What is asked:
Print all entries word for word.

Records shown:
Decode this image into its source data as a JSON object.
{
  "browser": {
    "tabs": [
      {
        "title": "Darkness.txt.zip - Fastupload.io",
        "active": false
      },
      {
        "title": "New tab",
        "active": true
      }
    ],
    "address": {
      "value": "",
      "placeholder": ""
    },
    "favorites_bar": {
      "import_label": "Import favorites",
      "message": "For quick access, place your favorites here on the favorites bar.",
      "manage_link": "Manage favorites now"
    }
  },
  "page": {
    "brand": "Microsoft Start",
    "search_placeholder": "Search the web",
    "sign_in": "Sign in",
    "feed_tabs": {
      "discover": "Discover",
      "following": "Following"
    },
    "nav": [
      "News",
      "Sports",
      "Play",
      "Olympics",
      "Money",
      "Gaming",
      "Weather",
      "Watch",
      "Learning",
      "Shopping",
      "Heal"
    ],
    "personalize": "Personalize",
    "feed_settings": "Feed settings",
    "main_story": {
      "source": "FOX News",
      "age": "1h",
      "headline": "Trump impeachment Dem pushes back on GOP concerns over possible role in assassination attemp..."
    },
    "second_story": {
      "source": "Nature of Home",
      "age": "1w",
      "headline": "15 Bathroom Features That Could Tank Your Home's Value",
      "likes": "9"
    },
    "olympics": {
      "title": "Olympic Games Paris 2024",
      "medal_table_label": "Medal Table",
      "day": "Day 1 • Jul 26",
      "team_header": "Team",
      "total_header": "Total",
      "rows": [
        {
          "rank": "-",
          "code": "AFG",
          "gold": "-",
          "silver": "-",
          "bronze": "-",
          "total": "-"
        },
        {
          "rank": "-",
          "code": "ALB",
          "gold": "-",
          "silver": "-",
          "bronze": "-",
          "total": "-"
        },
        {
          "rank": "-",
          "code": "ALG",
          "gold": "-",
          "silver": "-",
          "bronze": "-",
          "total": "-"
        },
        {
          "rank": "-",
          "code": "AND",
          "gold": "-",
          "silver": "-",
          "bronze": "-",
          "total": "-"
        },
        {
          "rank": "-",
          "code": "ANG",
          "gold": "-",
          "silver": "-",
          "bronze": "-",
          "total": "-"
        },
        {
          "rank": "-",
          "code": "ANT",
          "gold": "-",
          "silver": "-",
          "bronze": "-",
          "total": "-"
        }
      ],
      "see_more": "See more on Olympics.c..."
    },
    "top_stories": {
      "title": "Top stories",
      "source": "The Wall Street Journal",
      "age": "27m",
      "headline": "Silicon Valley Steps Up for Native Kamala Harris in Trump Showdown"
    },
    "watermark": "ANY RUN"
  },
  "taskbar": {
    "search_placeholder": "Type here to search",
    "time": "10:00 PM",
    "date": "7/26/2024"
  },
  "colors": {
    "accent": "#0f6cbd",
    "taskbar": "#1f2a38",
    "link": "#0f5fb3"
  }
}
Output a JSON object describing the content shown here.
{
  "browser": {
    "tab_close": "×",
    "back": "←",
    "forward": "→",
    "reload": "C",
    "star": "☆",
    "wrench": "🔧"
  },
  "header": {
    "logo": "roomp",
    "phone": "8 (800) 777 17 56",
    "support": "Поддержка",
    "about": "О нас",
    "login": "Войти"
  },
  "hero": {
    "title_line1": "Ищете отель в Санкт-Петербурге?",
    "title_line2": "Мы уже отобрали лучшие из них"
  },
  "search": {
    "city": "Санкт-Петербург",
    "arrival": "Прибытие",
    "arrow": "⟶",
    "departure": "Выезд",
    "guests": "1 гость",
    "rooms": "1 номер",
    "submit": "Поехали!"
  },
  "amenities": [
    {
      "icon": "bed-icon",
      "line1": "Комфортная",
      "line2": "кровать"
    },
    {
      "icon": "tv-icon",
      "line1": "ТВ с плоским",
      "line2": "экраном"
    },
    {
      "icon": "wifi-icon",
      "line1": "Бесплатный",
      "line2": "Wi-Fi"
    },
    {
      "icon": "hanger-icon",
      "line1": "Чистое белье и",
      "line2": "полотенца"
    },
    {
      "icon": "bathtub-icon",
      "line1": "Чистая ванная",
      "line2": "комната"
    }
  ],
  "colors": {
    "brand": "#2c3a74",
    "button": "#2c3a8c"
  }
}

Result of the exercise:
Decode this image into its source data as a JSON object.
{
  "browser": {
    "tabs": [
      {
        "title": "Darkness.txt.zip - Fastupload.io",
        "active": false
      },
      {
        "title": "New tab",
        "active": true
      }
    ],
    "address": {
      "value": "",
      "placeholder": ""
    },
    "favorites_bar": {
      "import_label": "Import favorites",
      "message": "For quick access, place your favorites here on the favorites bar.",
      "manage_link": "Manage favorites now"
    }
  },
  "page": {
    "brand": "Microsoft Start",
    "search_placeholder": "Search the web",
    "sign_in": "Sign in",
    "feed_tabs": {
      "discover": "Discover",
      "following": "Following"
    },
    "nav": [
      "News",
      "Sports",
      "Play",
      "Olympics",
      "Money",
      "Gaming",
      "Weather",
      "Watch",
      "Learning",
      "Shopping",
      "Heal"
    ],
    "personalize": "Personalize",
    "feed_settings": "Feed settings",
    "main_story": {
      "source": "FOX News",
      "age": "1h",
      "headline": "Trump impeachment Dem pushes back on GOP concerns over possible role in assassination attemp..."
    },
    "second_story": {
      "source": "Nature of Home",
      "age": "1w",
      "headline": "15 Bathroom Features That Could Tank Your Home's Value",
      "likes": "9"
    },
    "olympics": {
      "title": "Olympic Games Paris 2024",
      "medal_table_label": "Medal Table",
      "day": "Day 1 • Jul 26",
      "team_header": "Team",
      "total_header": "Total",
      "rows": [
        {
          "rank": "-",
          "code": "AFG",
          "gold": "-",
          "silver": "-",
          "bronze": "-",
          "total": "-"
        },
        {
          "rank": "-",
          "code": "ALB",
          "gold": "-",
          "silver": "-",
          "bronze": "-",
          "total": "-"
        },
        {
          "rank": "-",
          "code": "ALG",
          "gold": "-",
          "silver": "-",
          "bronze": "-",
          "total": "-"
        },
        {
          "rank": "-",
          "code": "AND",
          "gold": "-",
          "silver": "-",
          "bronze": "-",
          "total": "-"
        },
        {
          "rank": "-",
          "code": "ANG",
          "gold": "-",
          "silver": "-",
          "bronze": "-",
          "total": "-"
        },
        {
          "rank": "-",
          "code": "ANT",
          "gold": "-",
          "silver": "-",
          "bronze": "-",
          "total": "-"
        }
      ],
      "see_more": "See more on Olympics.c..."
    },
    "top_stories": {
      "title": "Top stories",
      "source": "The Wall Street Journal",
      "age": "27m",
      "headline": "Silicon Valley Steps Up for Native Kamala Harris in Trump Showdown"
    },
    "watermark": "ANY RUN"
  },
  "taskbar": {
    "search_placeholder": "Type here to search",
    "time": "10:00 PM",
    "date": "7/26/2024"
  },
  "colors": {
    "accent": "#0f6cbd",
    "taskbar": "#1f2a38",
    "link": "#0f5fb3"
  }
}
Output a JSON object describing the content shown here.
{
  "browser": {
    "tab_close": "×",
    "back": "←",
    "forward": "→",
    "reload": "C",
    "star": "☆",
    "wrench": "🔧"
  },
  "header": {
    "logo": "roomp",
    "phone": "8 (800) 777 17 56",
    "support": "Поддержка",
    "about": "О нас",
    "login": "Войти"
  },
  "hero": {
    "title_line1": "Ищете отель в Санкт-Петербурге?",
    "title_line2": "Мы уже отобрали лучшие из них"
  },
  "search": {
    "city": "Санкт-Петербург",
    "arrival": "Прибытие",
    "arrow": "⟶",
    "departure": "Выезд",
    "guests": "1 гость",
    "rooms": "1 номер",
    "submit": "Поехали!"
  },
  "amenities": [
    {
      "icon": "bed-icon",
      "line1": "Комфортная",
      "line2": "кровать"
    },
    {
      "icon": "tv-icon",
      "line1": "ТВ с плоским",
      "line2": "экраном"
    },
    {
      "icon": "wifi-icon",
      "line1": "Бесплатный",
      "line2": "Wi-Fi"
    },
    {
      "icon": "hanger-icon",
      "line1": "Чистое белье и",
      "line2": "полотенца"
    },
    {
      "icon": "bathtub-icon",
      "line1": "Чистая ванная",
      "line2": "комната"
    }
  ],
  "colors": {
    "brand": "#2c3a74",
    "button": "#2c3a8c"
  }
}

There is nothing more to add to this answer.